Data records:
↓

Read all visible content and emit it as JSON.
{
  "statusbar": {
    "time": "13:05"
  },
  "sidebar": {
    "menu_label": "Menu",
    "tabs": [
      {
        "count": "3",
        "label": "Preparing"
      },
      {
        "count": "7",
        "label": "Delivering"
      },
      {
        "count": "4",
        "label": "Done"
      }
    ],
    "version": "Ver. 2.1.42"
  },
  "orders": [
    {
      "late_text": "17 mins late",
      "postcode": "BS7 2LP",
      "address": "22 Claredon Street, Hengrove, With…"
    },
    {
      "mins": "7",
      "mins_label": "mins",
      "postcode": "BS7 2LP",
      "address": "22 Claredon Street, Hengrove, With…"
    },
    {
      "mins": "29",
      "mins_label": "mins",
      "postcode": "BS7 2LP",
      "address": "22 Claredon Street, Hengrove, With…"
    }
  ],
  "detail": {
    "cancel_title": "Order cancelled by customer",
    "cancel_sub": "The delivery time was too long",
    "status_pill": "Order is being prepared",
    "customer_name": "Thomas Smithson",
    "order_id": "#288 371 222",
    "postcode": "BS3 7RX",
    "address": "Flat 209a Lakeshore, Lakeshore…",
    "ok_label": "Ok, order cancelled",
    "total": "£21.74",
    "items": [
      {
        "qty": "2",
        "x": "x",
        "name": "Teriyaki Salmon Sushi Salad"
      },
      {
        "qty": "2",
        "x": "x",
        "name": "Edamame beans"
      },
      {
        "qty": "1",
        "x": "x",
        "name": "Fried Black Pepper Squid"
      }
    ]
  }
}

↑

→ What is asked
Write out every entry word for word.

→ Exercise output
Read all visible content and emit it as JSON.
{
  "statusbar": {
    "time": "13:05"
  },
  "sidebar": {
    "menu_label": "Menu",
    "tabs": [
      {
        "count": "3",
        "label": "Preparing"
      },
      {
        "count": "7",
        "label": "Delivering"
      },
      {
        "count": "4",
        "label": "Done"
      }
    ],
    "version": "Ver. 2.1.42"
  },
  "orders": [
    {
      "late_text": "17 mins late",
      "postcode": "BS7 2LP",
      "address": "22 Claredon Street, Hengrove, With…"
    },
    {
      "mins": "7",
      "mins_label": "mins",
      "postcode": "BS7 2LP",
      "address": "22 Claredon Street, Hengrove, With…"
    },
    {
      "mins": "29",
      "mins_label": "mins",
      "postcode": "BS7 2LP",
      "address": "22 Claredon Street, Hengrove, With…"
    }
  ],
  "detail": {
    "cancel_title": "Order cancelled by customer",
    "cancel_sub": "The delivery time was too long",
    "status_pill": "Order is being prepared",
    "customer_name": "Thomas Smithson",
    "order_id": "#288 371 222",
    "postcode": "BS3 7RX",
    "address": "Flat 209a Lakeshore, Lakeshore…",
    "ok_label": "Ok, order cancelled",
    "total": "£21.74",
    "items": [
      {
        "qty": "2",
        "x": "x",
        "name": "Teriyaki Salmon Sushi Salad"
      },
      {
        "qty": "2",
        "x": "x",
        "name": "Edamame beans"
      },
      {
        "qty": "1",
        "x": "x",
        "name": "Fried Black Pepper Squid"
      }
    ]
  }
}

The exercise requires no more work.